** Objective **
Scan the data below for the string "Jakub". Copy every line where it appears.

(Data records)
## Begin
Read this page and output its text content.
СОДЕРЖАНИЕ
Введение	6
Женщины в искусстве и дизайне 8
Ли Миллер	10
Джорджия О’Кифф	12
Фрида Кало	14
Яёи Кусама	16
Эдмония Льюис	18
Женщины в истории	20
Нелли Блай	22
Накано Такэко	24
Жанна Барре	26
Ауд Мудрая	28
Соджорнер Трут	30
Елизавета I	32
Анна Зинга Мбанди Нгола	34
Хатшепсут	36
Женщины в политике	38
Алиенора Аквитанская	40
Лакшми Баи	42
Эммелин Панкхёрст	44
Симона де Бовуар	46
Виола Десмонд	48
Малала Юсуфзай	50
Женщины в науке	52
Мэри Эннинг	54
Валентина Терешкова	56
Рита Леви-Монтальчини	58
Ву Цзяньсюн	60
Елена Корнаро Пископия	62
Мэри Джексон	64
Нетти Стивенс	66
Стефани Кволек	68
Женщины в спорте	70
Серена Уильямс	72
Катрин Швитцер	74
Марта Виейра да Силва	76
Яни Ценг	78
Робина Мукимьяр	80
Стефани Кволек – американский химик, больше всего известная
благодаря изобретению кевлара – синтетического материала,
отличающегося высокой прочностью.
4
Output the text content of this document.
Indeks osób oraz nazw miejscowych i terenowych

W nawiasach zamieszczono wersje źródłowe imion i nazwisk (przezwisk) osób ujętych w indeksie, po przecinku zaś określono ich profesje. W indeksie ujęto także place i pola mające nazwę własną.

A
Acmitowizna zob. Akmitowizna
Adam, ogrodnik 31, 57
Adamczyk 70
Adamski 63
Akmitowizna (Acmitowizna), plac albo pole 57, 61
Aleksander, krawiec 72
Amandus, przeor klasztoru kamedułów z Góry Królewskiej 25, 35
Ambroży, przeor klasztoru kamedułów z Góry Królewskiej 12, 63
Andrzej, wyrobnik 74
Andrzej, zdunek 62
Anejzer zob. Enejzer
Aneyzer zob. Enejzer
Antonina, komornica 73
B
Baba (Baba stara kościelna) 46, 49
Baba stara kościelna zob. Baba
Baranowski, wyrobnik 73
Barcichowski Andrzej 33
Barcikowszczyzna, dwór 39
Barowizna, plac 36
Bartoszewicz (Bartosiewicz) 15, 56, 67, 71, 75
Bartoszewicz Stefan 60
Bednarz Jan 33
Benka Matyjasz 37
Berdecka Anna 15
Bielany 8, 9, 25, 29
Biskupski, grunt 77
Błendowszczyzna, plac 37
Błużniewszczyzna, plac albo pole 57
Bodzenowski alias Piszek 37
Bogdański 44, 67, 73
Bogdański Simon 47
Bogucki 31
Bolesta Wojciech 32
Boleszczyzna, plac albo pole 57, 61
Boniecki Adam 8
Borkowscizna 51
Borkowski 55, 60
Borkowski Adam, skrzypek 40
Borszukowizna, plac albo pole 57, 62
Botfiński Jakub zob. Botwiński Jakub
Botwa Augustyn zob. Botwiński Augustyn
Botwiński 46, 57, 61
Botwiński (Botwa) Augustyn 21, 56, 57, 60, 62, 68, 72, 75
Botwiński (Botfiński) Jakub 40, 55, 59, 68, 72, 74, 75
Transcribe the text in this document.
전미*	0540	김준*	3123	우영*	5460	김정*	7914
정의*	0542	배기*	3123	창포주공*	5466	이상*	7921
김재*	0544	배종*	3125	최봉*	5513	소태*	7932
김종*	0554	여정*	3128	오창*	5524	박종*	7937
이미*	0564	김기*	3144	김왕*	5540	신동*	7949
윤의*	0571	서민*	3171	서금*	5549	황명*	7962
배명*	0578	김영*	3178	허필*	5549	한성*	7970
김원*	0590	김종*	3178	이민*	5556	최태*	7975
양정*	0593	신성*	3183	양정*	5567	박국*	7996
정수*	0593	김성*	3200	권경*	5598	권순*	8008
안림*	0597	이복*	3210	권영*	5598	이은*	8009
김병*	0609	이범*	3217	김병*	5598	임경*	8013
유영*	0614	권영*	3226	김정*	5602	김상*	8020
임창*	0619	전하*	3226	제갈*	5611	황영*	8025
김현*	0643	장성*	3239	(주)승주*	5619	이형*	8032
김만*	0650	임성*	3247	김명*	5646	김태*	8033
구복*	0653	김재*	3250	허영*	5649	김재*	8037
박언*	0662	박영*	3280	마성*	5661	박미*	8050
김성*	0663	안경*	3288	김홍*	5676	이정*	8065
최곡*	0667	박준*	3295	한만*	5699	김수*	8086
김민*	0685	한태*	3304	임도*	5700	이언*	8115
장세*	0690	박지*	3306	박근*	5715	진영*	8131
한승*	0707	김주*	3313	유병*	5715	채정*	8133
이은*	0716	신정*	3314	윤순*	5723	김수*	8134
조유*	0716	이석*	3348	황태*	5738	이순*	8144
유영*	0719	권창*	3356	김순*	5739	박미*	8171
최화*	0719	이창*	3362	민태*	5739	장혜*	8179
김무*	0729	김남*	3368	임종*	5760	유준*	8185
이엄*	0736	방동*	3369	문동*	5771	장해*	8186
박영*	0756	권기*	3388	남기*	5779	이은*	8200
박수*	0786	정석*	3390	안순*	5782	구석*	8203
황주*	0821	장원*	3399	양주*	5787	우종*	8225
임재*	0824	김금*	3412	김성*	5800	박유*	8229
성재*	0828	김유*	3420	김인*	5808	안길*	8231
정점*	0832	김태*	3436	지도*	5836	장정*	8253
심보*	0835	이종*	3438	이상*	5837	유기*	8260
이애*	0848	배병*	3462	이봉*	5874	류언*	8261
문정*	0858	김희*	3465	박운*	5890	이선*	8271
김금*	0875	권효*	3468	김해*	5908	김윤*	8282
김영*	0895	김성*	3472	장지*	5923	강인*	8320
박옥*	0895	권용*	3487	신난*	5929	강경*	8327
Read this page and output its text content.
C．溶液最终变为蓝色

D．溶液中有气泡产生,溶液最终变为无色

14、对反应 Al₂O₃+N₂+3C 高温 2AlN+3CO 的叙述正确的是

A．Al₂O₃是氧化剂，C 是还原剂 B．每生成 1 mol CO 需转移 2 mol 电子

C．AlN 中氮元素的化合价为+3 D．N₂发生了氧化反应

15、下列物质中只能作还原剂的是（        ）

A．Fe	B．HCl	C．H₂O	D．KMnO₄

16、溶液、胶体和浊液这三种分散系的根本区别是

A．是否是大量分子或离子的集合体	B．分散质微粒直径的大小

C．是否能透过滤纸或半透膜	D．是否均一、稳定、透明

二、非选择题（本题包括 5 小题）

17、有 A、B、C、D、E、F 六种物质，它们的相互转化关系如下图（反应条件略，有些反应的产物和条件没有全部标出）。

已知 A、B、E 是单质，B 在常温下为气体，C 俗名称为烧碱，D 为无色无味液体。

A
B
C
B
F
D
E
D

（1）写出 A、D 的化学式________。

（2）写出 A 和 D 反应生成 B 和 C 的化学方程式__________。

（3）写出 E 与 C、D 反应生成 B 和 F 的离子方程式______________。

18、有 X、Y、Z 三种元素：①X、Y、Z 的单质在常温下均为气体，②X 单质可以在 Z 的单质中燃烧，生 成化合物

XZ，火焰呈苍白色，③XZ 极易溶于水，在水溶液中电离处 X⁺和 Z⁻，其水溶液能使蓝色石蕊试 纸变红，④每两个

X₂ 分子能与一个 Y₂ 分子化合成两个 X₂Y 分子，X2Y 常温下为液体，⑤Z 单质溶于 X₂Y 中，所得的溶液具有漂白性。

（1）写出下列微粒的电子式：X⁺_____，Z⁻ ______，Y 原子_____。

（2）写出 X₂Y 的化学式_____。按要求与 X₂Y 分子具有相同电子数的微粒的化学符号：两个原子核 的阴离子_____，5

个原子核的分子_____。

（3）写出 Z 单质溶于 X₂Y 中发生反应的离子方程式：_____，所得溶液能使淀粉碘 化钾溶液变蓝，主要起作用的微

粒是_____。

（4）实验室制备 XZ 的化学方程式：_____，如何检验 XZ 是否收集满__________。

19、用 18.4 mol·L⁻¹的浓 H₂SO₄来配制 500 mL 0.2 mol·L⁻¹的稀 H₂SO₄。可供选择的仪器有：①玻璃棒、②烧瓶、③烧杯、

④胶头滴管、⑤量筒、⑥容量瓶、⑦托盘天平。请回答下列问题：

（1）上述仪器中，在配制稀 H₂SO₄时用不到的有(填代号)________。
## End
** Response to this exercise **
Botfiński Jakub zob. Botwiński Jakub
Botwiński (Botfiński) Jakub 40, 55, 59, 68, 72, 74, 75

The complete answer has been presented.